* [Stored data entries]
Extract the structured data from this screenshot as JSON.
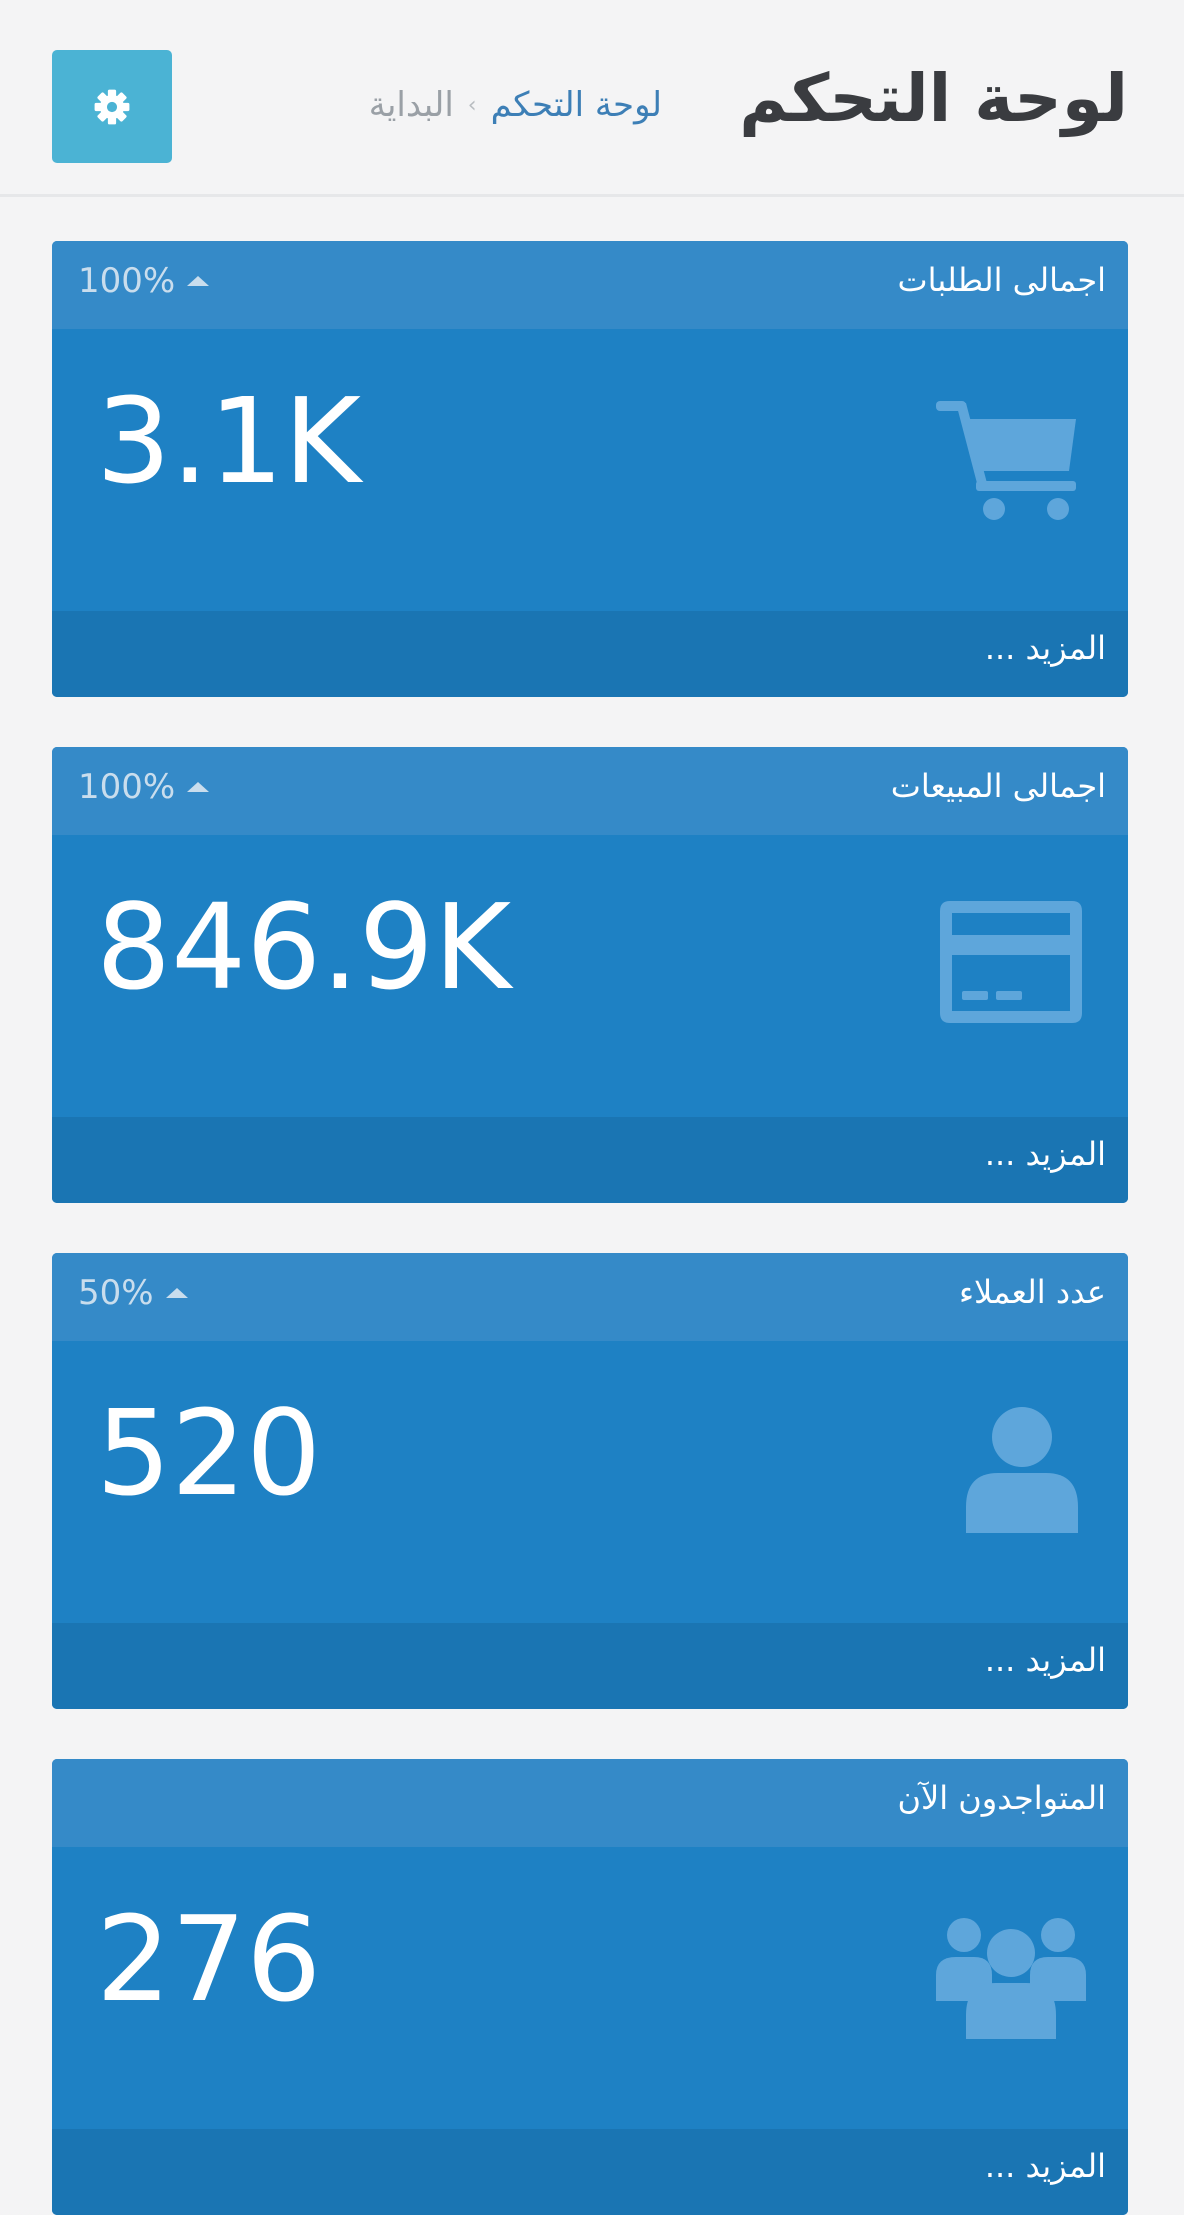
{
  "header": {
    "title": "لوحة التحكم",
    "breadcrumb": {
      "home": "البداية",
      "separator": "›",
      "current": "لوحة التحكم"
    },
    "settings_icon": "gear-icon"
  },
  "colors": {
    "page_background": "#f4f4f5",
    "accent_button": "#4bb3d4",
    "card_body": "#1e81c4",
    "card_header": "#358ac8",
    "card_footer": "#1a75b3",
    "title_text": "#3a3c40"
  },
  "cards": [
    {
      "title": "اجمالى الطلبات",
      "trend": "100%",
      "value": "3.1K",
      "icon": "shopping-cart-icon",
      "more": "المزيد ..."
    },
    {
      "title": "اجمالى المبيعات",
      "trend": "100%",
      "value": "846.9K",
      "icon": "credit-card-icon",
      "more": "المزيد ..."
    },
    {
      "title": "عدد العملاء",
      "trend": "50%",
      "value": "520",
      "icon": "user-icon",
      "more": "المزيد ..."
    },
    {
      "title": "المتواجدون الآن",
      "value": "276",
      "icon": "users-group-icon",
      "more": "المزيد ..."
    }
  ]
}
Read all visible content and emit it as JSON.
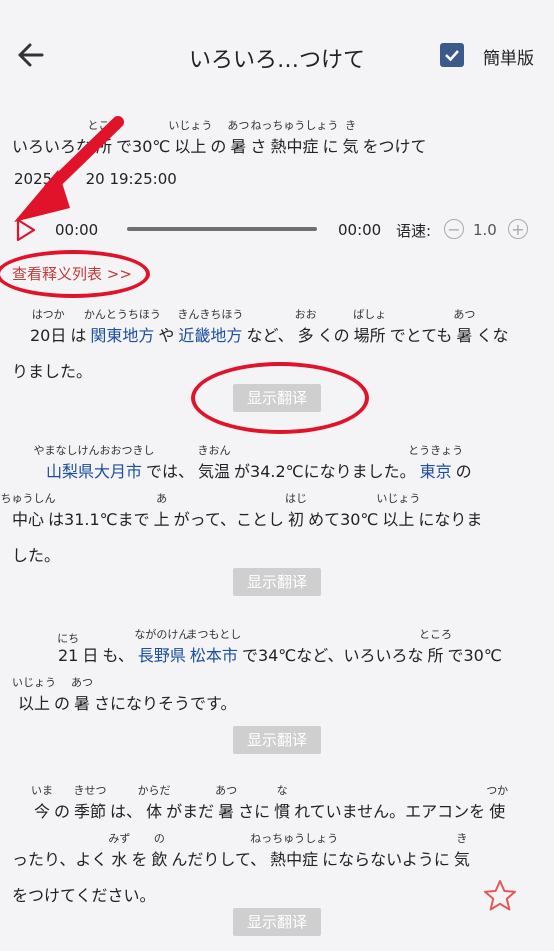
{
  "header": {
    "title": "いろいろ…つけて",
    "simple_label": "簡単版",
    "simple_checked": true
  },
  "headline": {
    "line": [
      {
        "t": "いろいろな",
        "r": ""
      },
      {
        "t": "所",
        "r": "ところ"
      },
      {
        "t": "で30℃",
        "r": ""
      },
      {
        "t": "以上",
        "r": "いじょう"
      },
      {
        "t": "の",
        "r": ""
      },
      {
        "t": "暑",
        "r": "あつ"
      },
      {
        "t": "さ",
        "r": ""
      },
      {
        "t": "熱中症",
        "r": "ねっちゅうしょう"
      },
      {
        "t": "に",
        "r": ""
      },
      {
        "t": "気",
        "r": "き"
      },
      {
        "t": "をつけて",
        "r": ""
      }
    ],
    "date": "2025-",
    "date_rest": "20 19:25:00"
  },
  "player": {
    "time_start": "00:00",
    "time_end": "00:00",
    "speed_label": "语速:",
    "speed_value": "1.0",
    "progress": 0
  },
  "gloss_link": "查看释义列表 >>",
  "translate_label": "显示翻译",
  "paragraphs": [
    {
      "lines": [
        [
          {
            "t": "20日",
            "r": "はつか"
          },
          {
            "t": "は",
            "r": ""
          },
          {
            "t": "関東地方",
            "r": "かんとうちほう",
            "blue": true
          },
          {
            "t": "や",
            "r": ""
          },
          {
            "t": "近畿地方",
            "r": "きんきちほう",
            "blue": true
          },
          {
            "t": "など、",
            "r": ""
          },
          {
            "t": "多",
            "r": "おお"
          },
          {
            "t": "くの",
            "r": ""
          },
          {
            "t": "場所",
            "r": "ばしょ"
          },
          {
            "t": "でとても",
            "r": ""
          },
          {
            "t": "暑",
            "r": "あつ"
          },
          {
            "t": "くな",
            "r": ""
          }
        ],
        [
          {
            "t": "りました。",
            "r": ""
          }
        ]
      ]
    },
    {
      "lines": [
        [
          {
            "t": "山梨県大月市",
            "r": "やまなしけんおおつきし",
            "blue": true
          },
          {
            "t": "では、",
            "r": ""
          },
          {
            "t": "気温",
            "r": "きおん"
          },
          {
            "t": "が34.2℃になりました。",
            "r": ""
          },
          {
            "t": "東京",
            "r": "とうきょう",
            "blue": true
          },
          {
            "t": "の",
            "r": ""
          }
        ],
        [
          {
            "t": "中心",
            "r": "ちゅうしん"
          },
          {
            "t": "は31.1℃まで",
            "r": ""
          },
          {
            "t": "上",
            "r": "あ"
          },
          {
            "t": "がって、ことし",
            "r": ""
          },
          {
            "t": "初",
            "r": "はじ"
          },
          {
            "t": "めて30℃",
            "r": ""
          },
          {
            "t": "以上",
            "r": "いじょう"
          },
          {
            "t": "になりま",
            "r": ""
          }
        ],
        [
          {
            "t": "した。",
            "r": ""
          }
        ]
      ]
    },
    {
      "lines": [
        [
          {
            "t": "21",
            "r": "にち"
          },
          {
            "t": "日",
            "r": ""
          },
          {
            "t": "も、",
            "r": ""
          },
          {
            "t": "長野県",
            "r": "ながのけん",
            "blue": true
          },
          {
            "t": "松本市",
            "r": "まつもとし",
            "blue": true
          },
          {
            "t": "で34℃など、いろいろな",
            "r": ""
          },
          {
            "t": "所",
            "r": "ところ"
          },
          {
            "t": "で30℃",
            "r": ""
          }
        ],
        [
          {
            "t": "以上",
            "r": "いじょう"
          },
          {
            "t": "の",
            "r": ""
          },
          {
            "t": "暑",
            "r": "あつ"
          },
          {
            "t": "さになりそうです。",
            "r": ""
          }
        ]
      ]
    },
    {
      "lines": [
        [
          {
            "t": "今",
            "r": "いま"
          },
          {
            "t": "の",
            "r": ""
          },
          {
            "t": "季節",
            "r": "きせつ"
          },
          {
            "t": "は、",
            "r": ""
          },
          {
            "t": "体",
            "r": "からだ"
          },
          {
            "t": "がまだ",
            "r": ""
          },
          {
            "t": "暑",
            "r": "あつ"
          },
          {
            "t": "さに",
            "r": ""
          },
          {
            "t": "慣",
            "r": "な"
          },
          {
            "t": "れていません。エアコンを",
            "r": ""
          },
          {
            "t": "使",
            "r": "つか"
          }
        ],
        [
          {
            "t": "ったり、よく",
            "r": ""
          },
          {
            "t": "水",
            "r": "みず"
          },
          {
            "t": "を",
            "r": ""
          },
          {
            "t": "飲",
            "r": "の"
          },
          {
            "t": "んだりして、",
            "r": ""
          },
          {
            "t": "熱中症",
            "r": "ねっちゅうしょう"
          },
          {
            "t": "にならないように",
            "r": ""
          },
          {
            "t": "気",
            "r": "き"
          }
        ],
        [
          {
            "t": "をつけてください。",
            "r": ""
          }
        ]
      ]
    }
  ],
  "colors": {
    "accent_red": "#e0132a",
    "link_red": "#c23b3b",
    "term_blue": "#1d4fa0",
    "checkbox": "#3b5a8a"
  }
}
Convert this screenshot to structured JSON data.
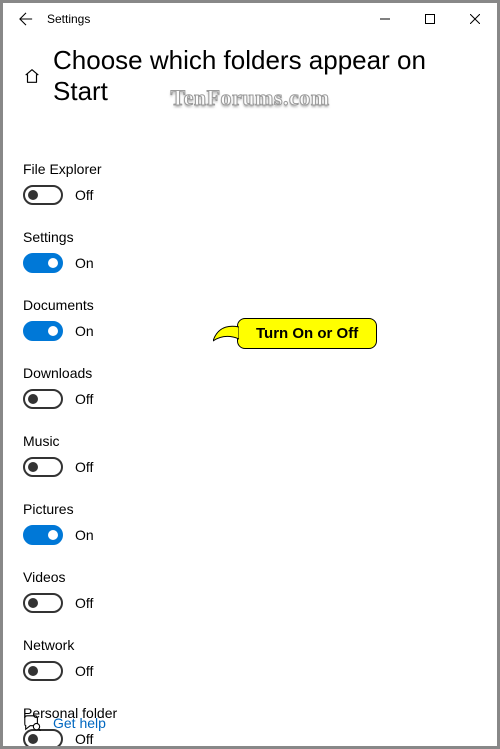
{
  "window": {
    "title": "Settings"
  },
  "page": {
    "heading": "Choose which folders appear on Start"
  },
  "watermark": "TenForums.com",
  "callout": {
    "text": "Turn On or Off"
  },
  "state_labels": {
    "on": "On",
    "off": "Off"
  },
  "settings": [
    {
      "label": "File Explorer",
      "on": false
    },
    {
      "label": "Settings",
      "on": true
    },
    {
      "label": "Documents",
      "on": true
    },
    {
      "label": "Downloads",
      "on": false
    },
    {
      "label": "Music",
      "on": false
    },
    {
      "label": "Pictures",
      "on": true
    },
    {
      "label": "Videos",
      "on": false
    },
    {
      "label": "Network",
      "on": false
    },
    {
      "label": "Personal folder",
      "on": false
    }
  ],
  "help": {
    "label": "Get help"
  }
}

* [Description of the task]
List each line of the entries that holds the string "structured".

* [Output below]
Extract the structured data from this screenshot as JSON.
Convert this screenshot to structured JSON data.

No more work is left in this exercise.